# DATA LISTING:
— begin —

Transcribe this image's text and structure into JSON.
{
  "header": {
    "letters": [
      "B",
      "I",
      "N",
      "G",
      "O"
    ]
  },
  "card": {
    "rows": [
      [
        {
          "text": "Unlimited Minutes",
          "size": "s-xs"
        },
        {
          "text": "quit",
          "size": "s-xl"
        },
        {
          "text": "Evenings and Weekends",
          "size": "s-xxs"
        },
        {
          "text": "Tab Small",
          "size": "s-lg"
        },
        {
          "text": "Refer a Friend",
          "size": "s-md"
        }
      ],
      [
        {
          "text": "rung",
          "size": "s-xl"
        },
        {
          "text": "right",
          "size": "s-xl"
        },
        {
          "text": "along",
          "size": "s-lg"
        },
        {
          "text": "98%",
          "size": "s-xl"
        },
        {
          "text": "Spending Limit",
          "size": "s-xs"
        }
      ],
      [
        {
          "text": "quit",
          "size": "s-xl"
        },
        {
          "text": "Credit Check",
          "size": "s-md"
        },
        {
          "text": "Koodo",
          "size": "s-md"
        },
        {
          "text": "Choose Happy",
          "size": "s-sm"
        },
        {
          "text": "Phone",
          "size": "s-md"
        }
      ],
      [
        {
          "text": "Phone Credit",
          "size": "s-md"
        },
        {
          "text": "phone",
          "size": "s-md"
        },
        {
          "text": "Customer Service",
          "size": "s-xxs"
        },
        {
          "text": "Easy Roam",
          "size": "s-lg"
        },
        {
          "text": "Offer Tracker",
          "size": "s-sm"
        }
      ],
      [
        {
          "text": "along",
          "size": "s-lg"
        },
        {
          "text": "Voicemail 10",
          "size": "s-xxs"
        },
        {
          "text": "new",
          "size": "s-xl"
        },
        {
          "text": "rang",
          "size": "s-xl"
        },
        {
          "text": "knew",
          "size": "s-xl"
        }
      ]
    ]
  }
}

— end —

# WORK TO COMPLETE:
Select and copy each line from the data that includes the word "Credit".

# OUTPUT OF THE EXERCISE:
          "text": "Credit Check",
          "text": "Phone Credit",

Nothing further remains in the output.